### [EXCERPTED TEXT]
◆ ◆ ◆ ◆ ◆

# Truely custom slingshots



## ZDP-189 (Mar 14, 2010)

Just like in the slingshot world, most knifemakers simply offer whatever came off the bench this week. However, there are a good many makers who will work with a customer to deliver whatever the customer's heart desires. Sometimes it's just different handle material combinations, but othertimes it can be a full scratch build, from a sketch or a description.

I must admit, though I used to do that when I made knives, I myself have little appetite for custom slingshot requests I used to charge upto a few hundred pounds for a knife and that would pay for quite a few hours of design work. There's not many slingshot shooters who'd spend that kind of money. So for now, I satisfy myself with the monotony of a single standard board cut template interspersed with occasional flights of personal fantasy.

But surely there are makers out there who would relish the challenge of fulfilling a client request and perhaps being taken in a new direction just for the fun of it?

It'd be really interesting if there were experienced shooters, makers or designers who had clear ideas about what they wanted but lacked the time to complete all their projects.

◆ ◆ ◆ ◆ ◆

### [LISTED RECORDS]
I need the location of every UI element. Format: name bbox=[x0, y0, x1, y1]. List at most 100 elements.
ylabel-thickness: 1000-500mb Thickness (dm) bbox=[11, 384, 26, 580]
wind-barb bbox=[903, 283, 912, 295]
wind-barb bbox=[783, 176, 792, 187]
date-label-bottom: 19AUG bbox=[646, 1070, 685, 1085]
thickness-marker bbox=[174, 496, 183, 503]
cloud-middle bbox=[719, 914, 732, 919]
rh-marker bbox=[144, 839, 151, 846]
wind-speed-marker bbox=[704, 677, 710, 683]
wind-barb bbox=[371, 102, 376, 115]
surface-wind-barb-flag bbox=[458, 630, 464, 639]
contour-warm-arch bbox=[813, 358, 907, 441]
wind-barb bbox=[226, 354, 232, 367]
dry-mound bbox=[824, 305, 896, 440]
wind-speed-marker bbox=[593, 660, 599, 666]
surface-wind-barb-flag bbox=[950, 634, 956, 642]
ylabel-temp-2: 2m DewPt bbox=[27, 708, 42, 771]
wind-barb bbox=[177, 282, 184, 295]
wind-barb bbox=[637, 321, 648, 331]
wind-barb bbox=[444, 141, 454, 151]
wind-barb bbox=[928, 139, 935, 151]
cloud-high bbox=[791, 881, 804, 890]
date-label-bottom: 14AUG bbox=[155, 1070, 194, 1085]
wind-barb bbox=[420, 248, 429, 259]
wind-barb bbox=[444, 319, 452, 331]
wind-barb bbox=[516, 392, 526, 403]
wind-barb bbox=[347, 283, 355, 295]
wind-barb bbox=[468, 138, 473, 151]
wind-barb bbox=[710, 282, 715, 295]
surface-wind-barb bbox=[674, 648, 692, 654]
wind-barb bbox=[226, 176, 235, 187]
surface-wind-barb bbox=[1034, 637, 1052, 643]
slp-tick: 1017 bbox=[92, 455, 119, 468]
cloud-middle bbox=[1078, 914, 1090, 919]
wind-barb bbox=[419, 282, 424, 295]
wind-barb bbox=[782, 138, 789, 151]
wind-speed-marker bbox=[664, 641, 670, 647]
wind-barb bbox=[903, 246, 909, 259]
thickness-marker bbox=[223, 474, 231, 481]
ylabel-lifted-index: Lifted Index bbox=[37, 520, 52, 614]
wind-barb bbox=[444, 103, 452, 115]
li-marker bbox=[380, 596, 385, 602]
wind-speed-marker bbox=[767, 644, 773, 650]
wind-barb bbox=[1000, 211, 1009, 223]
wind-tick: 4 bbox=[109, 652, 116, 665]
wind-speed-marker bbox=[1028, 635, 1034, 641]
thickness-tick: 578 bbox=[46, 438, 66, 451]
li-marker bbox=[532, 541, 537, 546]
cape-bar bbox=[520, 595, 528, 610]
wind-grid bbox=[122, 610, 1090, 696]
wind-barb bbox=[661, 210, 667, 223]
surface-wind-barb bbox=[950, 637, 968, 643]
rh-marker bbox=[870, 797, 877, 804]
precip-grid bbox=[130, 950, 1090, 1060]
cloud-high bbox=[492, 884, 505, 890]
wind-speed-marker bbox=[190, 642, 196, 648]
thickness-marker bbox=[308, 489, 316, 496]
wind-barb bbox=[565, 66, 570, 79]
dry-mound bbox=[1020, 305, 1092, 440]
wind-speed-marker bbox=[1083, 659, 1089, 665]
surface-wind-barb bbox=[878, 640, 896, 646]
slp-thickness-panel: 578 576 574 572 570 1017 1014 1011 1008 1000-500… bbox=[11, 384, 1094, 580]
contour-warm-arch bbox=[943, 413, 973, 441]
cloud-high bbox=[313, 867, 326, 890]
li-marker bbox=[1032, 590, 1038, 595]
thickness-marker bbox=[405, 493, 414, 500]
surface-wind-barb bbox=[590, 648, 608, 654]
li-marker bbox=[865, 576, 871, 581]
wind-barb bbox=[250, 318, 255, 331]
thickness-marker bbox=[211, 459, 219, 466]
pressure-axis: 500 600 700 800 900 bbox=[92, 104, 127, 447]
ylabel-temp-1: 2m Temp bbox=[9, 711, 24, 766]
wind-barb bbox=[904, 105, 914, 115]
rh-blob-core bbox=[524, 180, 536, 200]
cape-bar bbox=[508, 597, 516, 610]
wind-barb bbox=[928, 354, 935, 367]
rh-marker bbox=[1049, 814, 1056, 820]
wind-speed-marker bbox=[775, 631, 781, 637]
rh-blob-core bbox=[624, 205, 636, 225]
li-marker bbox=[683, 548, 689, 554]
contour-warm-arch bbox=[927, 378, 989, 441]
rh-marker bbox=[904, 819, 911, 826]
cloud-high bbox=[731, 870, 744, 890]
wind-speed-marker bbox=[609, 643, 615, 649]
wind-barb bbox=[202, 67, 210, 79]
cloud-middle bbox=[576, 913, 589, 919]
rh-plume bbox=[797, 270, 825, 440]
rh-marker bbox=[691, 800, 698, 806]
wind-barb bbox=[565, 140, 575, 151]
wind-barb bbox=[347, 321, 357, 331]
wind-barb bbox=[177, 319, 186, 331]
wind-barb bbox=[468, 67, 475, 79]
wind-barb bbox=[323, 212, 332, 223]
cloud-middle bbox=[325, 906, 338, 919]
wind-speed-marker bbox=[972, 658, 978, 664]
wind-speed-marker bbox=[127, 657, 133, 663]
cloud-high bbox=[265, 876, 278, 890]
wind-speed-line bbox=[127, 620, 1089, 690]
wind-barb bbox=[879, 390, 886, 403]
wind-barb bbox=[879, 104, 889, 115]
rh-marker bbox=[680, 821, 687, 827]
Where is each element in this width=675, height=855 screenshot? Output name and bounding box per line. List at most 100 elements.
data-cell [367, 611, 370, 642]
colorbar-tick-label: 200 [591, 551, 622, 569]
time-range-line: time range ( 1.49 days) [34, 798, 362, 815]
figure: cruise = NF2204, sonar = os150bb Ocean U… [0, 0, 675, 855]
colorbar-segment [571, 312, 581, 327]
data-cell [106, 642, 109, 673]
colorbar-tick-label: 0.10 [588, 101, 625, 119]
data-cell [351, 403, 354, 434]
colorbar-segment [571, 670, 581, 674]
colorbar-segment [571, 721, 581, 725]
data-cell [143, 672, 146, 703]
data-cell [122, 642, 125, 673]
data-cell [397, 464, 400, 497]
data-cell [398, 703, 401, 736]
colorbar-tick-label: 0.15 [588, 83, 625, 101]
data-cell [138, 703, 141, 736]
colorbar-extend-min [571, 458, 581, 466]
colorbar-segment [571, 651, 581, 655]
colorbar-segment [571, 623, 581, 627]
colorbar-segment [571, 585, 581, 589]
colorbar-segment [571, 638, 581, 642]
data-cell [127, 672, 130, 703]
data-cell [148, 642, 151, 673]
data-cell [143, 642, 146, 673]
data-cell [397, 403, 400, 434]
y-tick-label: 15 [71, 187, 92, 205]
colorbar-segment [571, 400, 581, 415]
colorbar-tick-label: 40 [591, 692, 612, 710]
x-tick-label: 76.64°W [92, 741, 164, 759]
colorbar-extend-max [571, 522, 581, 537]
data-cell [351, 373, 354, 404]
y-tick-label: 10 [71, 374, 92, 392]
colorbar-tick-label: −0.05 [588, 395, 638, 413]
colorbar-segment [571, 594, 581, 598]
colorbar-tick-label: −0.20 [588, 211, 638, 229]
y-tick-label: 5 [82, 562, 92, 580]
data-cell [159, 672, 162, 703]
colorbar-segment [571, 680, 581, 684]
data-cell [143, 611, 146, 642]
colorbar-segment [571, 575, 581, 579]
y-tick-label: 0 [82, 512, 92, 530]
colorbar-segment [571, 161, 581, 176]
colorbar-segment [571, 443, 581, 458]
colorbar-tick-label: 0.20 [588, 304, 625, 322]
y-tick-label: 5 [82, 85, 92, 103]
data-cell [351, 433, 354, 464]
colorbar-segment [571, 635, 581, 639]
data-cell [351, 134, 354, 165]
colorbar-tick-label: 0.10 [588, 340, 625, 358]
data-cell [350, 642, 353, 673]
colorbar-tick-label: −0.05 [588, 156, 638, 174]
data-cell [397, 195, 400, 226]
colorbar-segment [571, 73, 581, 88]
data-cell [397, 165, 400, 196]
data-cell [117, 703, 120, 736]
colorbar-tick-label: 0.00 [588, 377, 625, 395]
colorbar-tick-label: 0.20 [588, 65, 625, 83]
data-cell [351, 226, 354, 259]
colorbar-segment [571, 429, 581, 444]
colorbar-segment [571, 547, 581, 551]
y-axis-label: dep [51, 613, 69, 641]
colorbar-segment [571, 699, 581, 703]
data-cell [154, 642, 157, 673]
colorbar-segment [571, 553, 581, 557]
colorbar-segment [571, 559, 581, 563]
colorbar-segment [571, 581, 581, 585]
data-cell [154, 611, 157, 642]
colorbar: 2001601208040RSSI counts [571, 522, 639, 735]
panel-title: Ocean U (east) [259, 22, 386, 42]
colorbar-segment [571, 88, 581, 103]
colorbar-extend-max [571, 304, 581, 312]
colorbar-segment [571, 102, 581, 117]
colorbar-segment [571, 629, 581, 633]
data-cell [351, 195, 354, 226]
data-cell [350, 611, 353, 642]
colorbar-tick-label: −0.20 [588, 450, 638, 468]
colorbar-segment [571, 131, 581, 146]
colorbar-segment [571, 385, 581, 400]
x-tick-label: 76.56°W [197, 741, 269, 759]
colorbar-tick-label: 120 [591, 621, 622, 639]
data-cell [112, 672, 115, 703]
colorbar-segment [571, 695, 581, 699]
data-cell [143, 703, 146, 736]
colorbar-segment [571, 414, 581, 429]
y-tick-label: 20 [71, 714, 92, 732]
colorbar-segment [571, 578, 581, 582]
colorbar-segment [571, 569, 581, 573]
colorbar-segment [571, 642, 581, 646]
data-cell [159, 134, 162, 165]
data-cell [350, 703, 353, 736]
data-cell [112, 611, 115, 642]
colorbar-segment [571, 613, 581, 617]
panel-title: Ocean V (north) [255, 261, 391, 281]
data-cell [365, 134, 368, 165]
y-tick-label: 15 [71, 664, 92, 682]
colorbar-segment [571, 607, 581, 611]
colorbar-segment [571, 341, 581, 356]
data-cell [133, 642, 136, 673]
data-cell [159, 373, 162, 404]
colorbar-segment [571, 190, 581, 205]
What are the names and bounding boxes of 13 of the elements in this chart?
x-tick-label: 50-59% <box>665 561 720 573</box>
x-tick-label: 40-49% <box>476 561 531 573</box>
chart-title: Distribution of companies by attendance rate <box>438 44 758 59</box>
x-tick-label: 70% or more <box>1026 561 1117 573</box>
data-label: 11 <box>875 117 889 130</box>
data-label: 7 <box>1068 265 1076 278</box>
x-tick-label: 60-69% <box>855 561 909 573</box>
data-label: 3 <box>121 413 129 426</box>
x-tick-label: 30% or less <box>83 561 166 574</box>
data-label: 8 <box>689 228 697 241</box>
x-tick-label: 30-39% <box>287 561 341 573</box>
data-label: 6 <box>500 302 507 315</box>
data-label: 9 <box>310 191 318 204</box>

◆ ◆ ◆ ◆ ◆

Print the forum post on custom slingshots in full, word for word. The data is separate material and is not part of the forum post on custom slingshots.

### [RESPONSE TO THIS EXERCISE]
# Truely custom slingshots



## ZDP-189 (Mar 14, 2010)

Just like in the slingshot world, most knifemakers simply offer whatever came off the bench this week. However, there are a good many makers who will work with a customer to deliver whatever the customer's heart desires. Sometimes it's just different handle material combinations, but othertimes it can be a full scratch build, from a sketch or a description.

I must admit, though I used to do that when I made knives, I myself have little appetite for custom slingshot requests I used to charge upto a few hundred pounds for a knife and that would pay for quite a few hours of design work. There's not many slingshot shooters who'd spend that kind of money. So for now, I satisfy myself with the monotony of a single standard board cut template interspersed with occasional flights of personal fantasy.

But surely there are makers out there who would relish the challenge of fulfilling a client request and perhaps being taken in a new direction just for the fun of it?

It'd be really interesting if there were experienced shooters, makers or designers who had clear ideas about what they wanted but lacked the time to complete all their projects.